Extracted data entries:
------------------------------------------------------------------------

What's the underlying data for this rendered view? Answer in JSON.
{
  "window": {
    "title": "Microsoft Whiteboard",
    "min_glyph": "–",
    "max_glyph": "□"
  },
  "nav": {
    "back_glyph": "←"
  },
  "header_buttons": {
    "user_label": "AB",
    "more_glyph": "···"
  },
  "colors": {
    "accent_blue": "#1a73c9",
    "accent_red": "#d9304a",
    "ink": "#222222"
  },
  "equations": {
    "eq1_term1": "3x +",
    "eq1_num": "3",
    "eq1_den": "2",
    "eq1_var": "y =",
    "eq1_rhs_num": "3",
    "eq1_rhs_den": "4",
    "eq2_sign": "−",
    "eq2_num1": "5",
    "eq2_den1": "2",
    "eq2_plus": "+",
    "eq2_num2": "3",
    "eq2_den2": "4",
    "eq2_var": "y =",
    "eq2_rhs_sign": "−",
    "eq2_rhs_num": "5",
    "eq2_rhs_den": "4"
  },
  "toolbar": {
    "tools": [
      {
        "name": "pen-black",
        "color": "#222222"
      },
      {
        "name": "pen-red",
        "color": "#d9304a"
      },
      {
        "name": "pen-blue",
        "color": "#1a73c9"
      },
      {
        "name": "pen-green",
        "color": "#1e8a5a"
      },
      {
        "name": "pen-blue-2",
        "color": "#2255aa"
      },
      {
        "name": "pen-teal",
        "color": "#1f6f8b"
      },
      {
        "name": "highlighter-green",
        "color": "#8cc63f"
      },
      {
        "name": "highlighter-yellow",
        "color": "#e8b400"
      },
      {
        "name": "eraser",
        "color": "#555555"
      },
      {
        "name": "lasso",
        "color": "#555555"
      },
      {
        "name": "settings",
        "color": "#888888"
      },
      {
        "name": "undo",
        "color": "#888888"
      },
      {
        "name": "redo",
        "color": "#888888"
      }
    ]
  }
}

------------------------------------------------------------------------

Make a verbatim copy of every entry shown above.

What's the underlying data for this rendered view? Answer in JSON.
{
  "window": {
    "title": "Microsoft Whiteboard",
    "min_glyph": "–",
    "max_glyph": "□"
  },
  "nav": {
    "back_glyph": "←"
  },
  "header_buttons": {
    "user_label": "AB",
    "more_glyph": "···"
  },
  "colors": {
    "accent_blue": "#1a73c9",
    "accent_red": "#d9304a",
    "ink": "#222222"
  },
  "equations": {
    "eq1_term1": "3x +",
    "eq1_num": "3",
    "eq1_den": "2",
    "eq1_var": "y =",
    "eq1_rhs_num": "3",
    "eq1_rhs_den": "4",
    "eq2_sign": "−",
    "eq2_num1": "5",
    "eq2_den1": "2",
    "eq2_plus": "+",
    "eq2_num2": "3",
    "eq2_den2": "4",
    "eq2_var": "y =",
    "eq2_rhs_sign": "−",
    "eq2_rhs_num": "5",
    "eq2_rhs_den": "4"
  },
  "toolbar": {
    "tools": [
      {
        "name": "pen-black",
        "color": "#222222"
      },
      {
        "name": "pen-red",
        "color": "#d9304a"
      },
      {
        "name": "pen-blue",
        "color": "#1a73c9"
      },
      {
        "name": "pen-green",
        "color": "#1e8a5a"
      },
      {
        "name": "pen-blue-2",
        "color": "#2255aa"
      },
      {
        "name": "pen-teal",
        "color": "#1f6f8b"
      },
      {
        "name": "highlighter-green",
        "color": "#8cc63f"
      },
      {
        "name": "highlighter-yellow",
        "color": "#e8b400"
      },
      {
        "name": "eraser",
        "color": "#555555"
      },
      {
        "name": "lasso",
        "color": "#555555"
      },
      {
        "name": "settings",
        "color": "#888888"
      },
      {
        "name": "undo",
        "color": "#888888"
      },
      {
        "name": "redo",
        "color": "#888888"
      }
    ]
  }
}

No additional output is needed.